* **GIVEN RECORDS**:

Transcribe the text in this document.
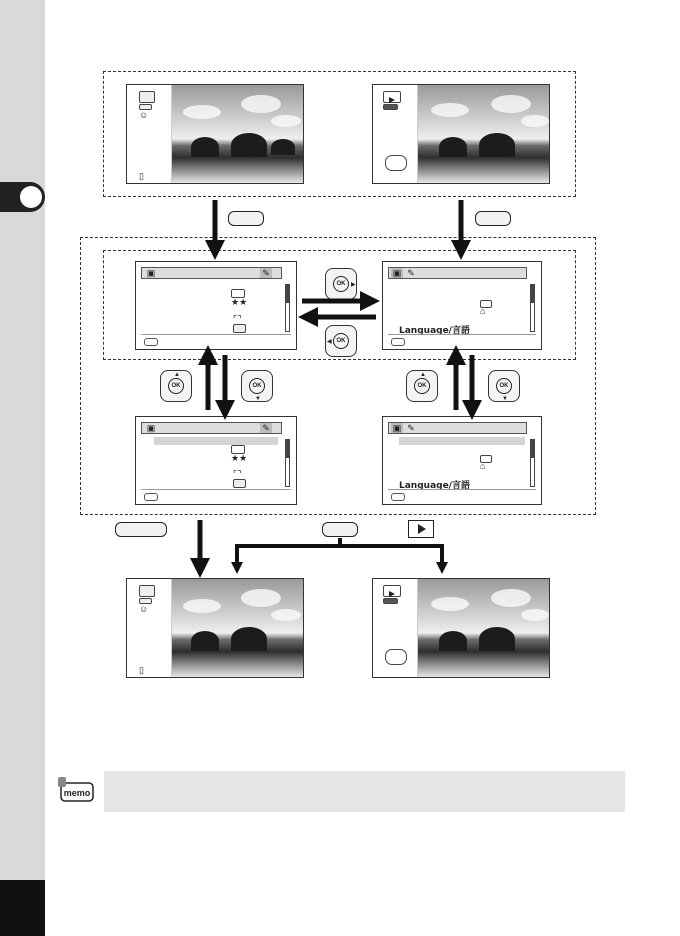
☺
▯
▣	✎
★★
⌜⌝
▣ ✎
⌂
Language/言語
▣	✎
★★
⌜⌝
▣ ✎
⌂
Language/言語
OK ▶
OK
◀
OK
▲
OK
▼
OK
▲
OK
▼
☺
▯
memo
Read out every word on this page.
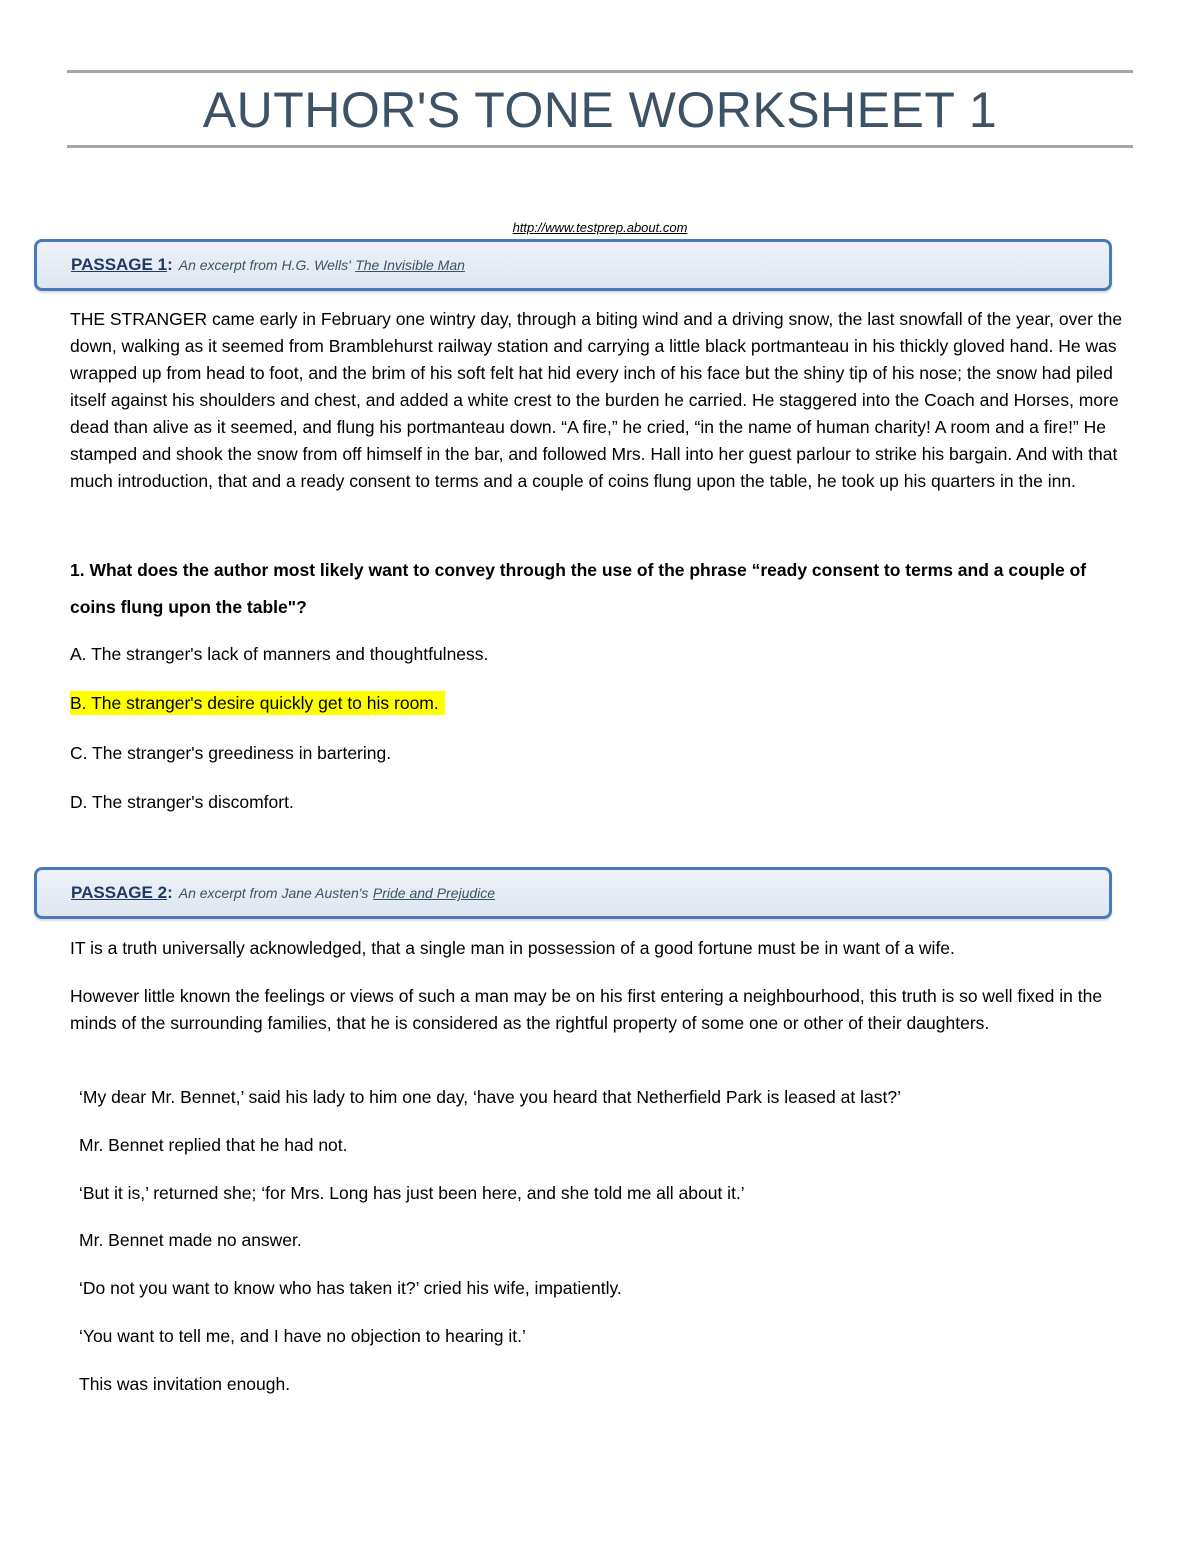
AUTHOR'S TONE WORKSHEET 1
http://www.testprep.about.com
PASSAGE 1 : An excerpt from H.G. Wells'
The Invisible Man
THE STRANGER came early in February one wintry day, through a biting wind and a driving snow, the last snowfall of the year, over the down, walking as it seemed from Bramblehurst railway station and carrying a little black portmanteau in his thickly gloved hand. He was wrapped up from head to foot, and the brim of his soft felt hat hid every inch of his face but the shiny tip of his nose; the snow had piled itself against his shoulders and chest, and added a white crest to the burden he carried. He staggered into the Coach and Horses, more dead than alive as it seemed, and flung his portmanteau down. “A fire,” he cried, “in the name of human charity! A room and a fire!” He stamped and shook the snow from off himself in the bar, and followed Mrs. Hall into her guest parlour to strike his bargain. And with that much introduction, that and a ready consent to terms and a couple of coins flung upon the table, he took up his quarters in the inn.
1. What does the author most likely want to convey through the use of the phrase “ready consent to terms and a couple of coins flung upon the table"?
A. The stranger's lack of manners and thoughtfulness.
B. The stranger's desire quickly get to his room.
C. The stranger's greediness in bartering.
D. The stranger's discomfort.
PASSAGE 2 : An excerpt from Jane Austen's
Pride and Prejudice
IT is a truth universally acknowledged, that a single man in possession of a good fortune must be in want of a wife.
However little known the feelings or views of such a man may be on his first entering a neighbourhood, this truth is so well fixed in the minds of the surrounding families, that he is considered as the rightful property of some one or other of their daughters.
‘My dear Mr. Bennet,’ said his lady to him one day, ‘have you heard that Netherfield Park is leased at last?’
Mr. Bennet replied that he had not.
‘But it is,’ returned she; ‘for Mrs. Long has just been here, and she told me all about it.’
Mr. Bennet made no answer.
‘Do not you want to know who has taken it?’ cried his wife, impatiently.
‘You want to tell me, and I have no objection to hearing it.’
This was invitation enough.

* **YOUR OBJECTIVE**: The answer must consist solely of the number of lines in the entries that contain the word "wife".

* **TASK RESULT**: 2